● **Task brief**
Within this material, how many lines have the string "pokryte" in them? The answer is a number, with nothing added.

● **Data for processing**
· · · ·
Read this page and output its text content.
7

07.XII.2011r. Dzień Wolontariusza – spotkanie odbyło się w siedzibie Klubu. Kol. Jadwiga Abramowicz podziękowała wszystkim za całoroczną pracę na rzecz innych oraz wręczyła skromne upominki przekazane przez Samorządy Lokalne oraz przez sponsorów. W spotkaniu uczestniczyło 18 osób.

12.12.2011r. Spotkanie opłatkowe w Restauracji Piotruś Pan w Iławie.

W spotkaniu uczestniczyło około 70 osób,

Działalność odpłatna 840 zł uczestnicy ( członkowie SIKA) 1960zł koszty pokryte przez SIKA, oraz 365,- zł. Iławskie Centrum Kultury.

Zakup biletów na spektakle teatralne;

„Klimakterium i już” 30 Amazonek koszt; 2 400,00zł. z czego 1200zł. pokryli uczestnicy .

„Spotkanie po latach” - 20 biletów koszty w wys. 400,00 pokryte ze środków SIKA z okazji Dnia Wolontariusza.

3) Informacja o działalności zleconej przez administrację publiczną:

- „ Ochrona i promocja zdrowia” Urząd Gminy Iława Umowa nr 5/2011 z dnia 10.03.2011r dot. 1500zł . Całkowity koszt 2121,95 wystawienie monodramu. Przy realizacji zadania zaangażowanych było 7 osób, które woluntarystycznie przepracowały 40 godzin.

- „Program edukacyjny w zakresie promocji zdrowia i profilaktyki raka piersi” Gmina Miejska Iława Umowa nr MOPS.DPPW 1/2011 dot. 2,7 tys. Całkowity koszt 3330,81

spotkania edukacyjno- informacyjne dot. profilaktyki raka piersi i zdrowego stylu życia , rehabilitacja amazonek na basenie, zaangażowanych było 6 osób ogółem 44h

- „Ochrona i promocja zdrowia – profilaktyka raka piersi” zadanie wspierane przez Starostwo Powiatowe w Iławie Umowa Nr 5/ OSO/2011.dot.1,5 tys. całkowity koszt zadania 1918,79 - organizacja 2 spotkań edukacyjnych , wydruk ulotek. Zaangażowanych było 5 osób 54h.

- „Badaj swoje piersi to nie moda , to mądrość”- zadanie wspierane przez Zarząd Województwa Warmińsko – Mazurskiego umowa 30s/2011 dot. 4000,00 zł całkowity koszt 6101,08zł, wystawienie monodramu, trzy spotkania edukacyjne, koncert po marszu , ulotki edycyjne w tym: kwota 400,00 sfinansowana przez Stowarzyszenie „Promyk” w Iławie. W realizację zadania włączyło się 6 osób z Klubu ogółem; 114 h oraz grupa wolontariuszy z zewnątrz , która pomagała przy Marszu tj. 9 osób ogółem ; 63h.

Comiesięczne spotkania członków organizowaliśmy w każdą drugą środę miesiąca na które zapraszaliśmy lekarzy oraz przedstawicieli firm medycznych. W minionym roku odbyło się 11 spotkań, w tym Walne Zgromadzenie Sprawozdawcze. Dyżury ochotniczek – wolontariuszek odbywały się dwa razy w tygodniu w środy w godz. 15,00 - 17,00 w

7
· · · ·
● **Answer in full**
2